(Dataset rows)
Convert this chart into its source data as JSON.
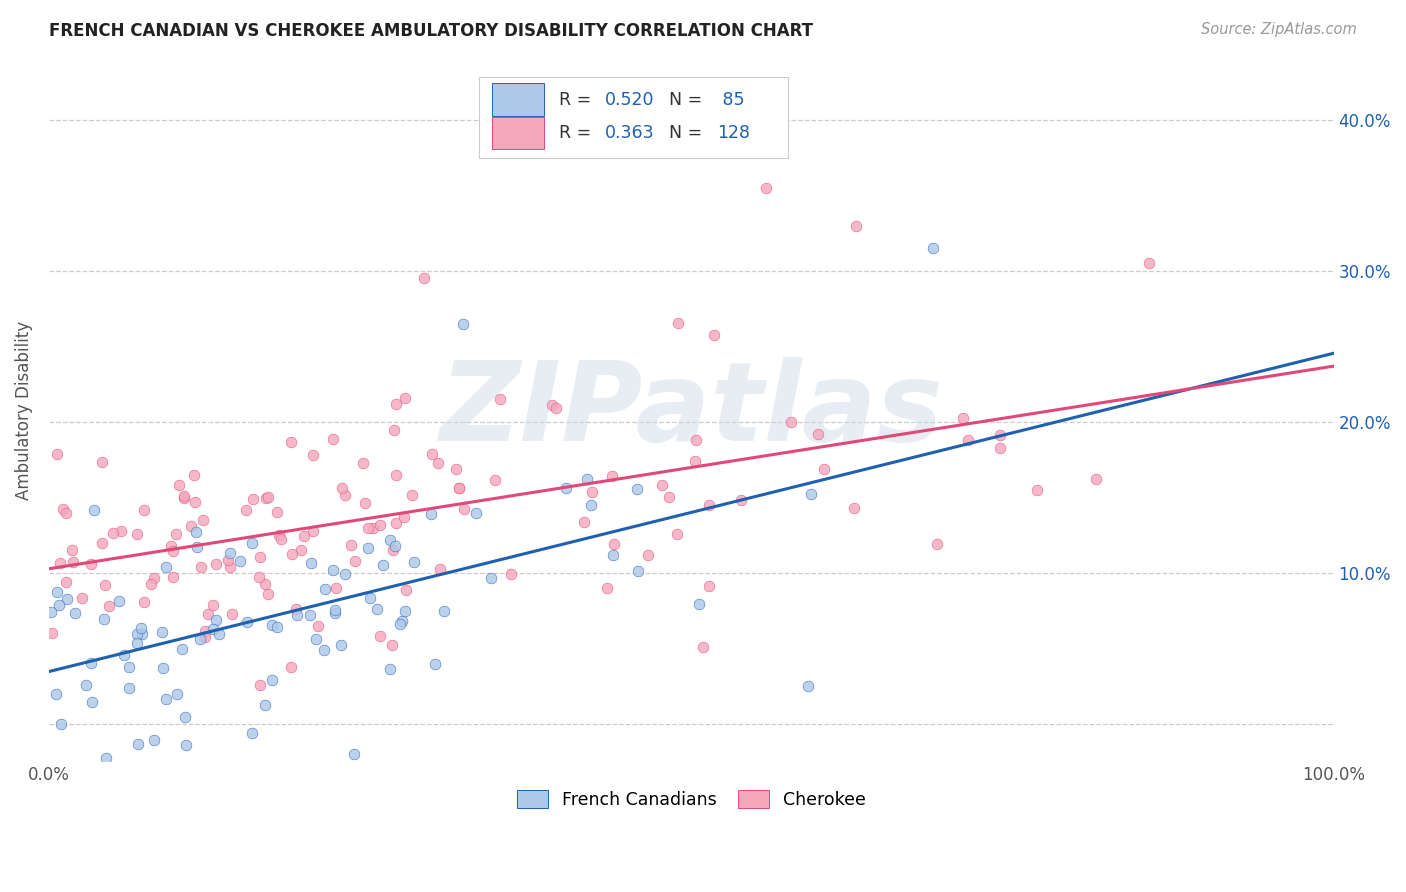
{
  "title": "FRENCH CANADIAN VS CHEROKEE AMBULATORY DISABILITY CORRELATION CHART",
  "source": "Source: ZipAtlas.com",
  "ylabel": "Ambulatory Disability",
  "xlim": [
    0.0,
    1.0
  ],
  "ylim": [
    -0.025,
    0.44
  ],
  "xticks": [
    0.0,
    0.2,
    0.4,
    0.6,
    0.8,
    1.0
  ],
  "xticklabels": [
    "0.0%",
    "",
    "",
    "",
    "",
    "100.0%"
  ],
  "yticks": [
    0.0,
    0.1,
    0.2,
    0.3,
    0.4
  ],
  "yticklabels": [
    "",
    "10.0%",
    "20.0%",
    "30.0%",
    "40.0%"
  ],
  "french_color": "#adc8e8",
  "cherokee_color": "#f4a8bc",
  "french_line_color": "#2060b0",
  "cherokee_line_color": "#e04878",
  "french_R": 0.52,
  "french_N": 85,
  "cherokee_R": 0.363,
  "cherokee_N": 128,
  "watermark_text": "ZIPatlas",
  "background_color": "#ffffff",
  "grid_color": "#cccccc",
  "title_color": "#222222",
  "axis_label_color": "#555555",
  "right_tick_color": "#2060b0",
  "legend_color": "#2060b0",
  "legend_text_color": "#333333"
}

Exercise - Output all of the records exactly as they appear above, but not the pictures.

Exercise solution -
Convert this chart into its source data as JSON.
{
  "title": "FRENCH CANADIAN VS CHEROKEE AMBULATORY DISABILITY CORRELATION CHART",
  "source": "Source: ZipAtlas.com",
  "ylabel": "Ambulatory Disability",
  "xlim": [
    0.0,
    1.0
  ],
  "ylim": [
    -0.025,
    0.44
  ],
  "xticks": [
    0.0,
    0.2,
    0.4,
    0.6,
    0.8,
    1.0
  ],
  "xticklabels": [
    "0.0%",
    "",
    "",
    "",
    "",
    "100.0%"
  ],
  "yticks": [
    0.0,
    0.1,
    0.2,
    0.3,
    0.4
  ],
  "yticklabels": [
    "",
    "10.0%",
    "20.0%",
    "30.0%",
    "40.0%"
  ],
  "french_color": "#adc8e8",
  "cherokee_color": "#f4a8bc",
  "french_line_color": "#2060b0",
  "cherokee_line_color": "#e04878",
  "french_R": 0.52,
  "french_N": 85,
  "cherokee_R": 0.363,
  "cherokee_N": 128,
  "watermark_text": "ZIPatlas",
  "background_color": "#ffffff",
  "grid_color": "#cccccc",
  "title_color": "#222222",
  "axis_label_color": "#555555",
  "right_tick_color": "#2060b0",
  "legend_color": "#2060b0",
  "legend_text_color": "#333333"
}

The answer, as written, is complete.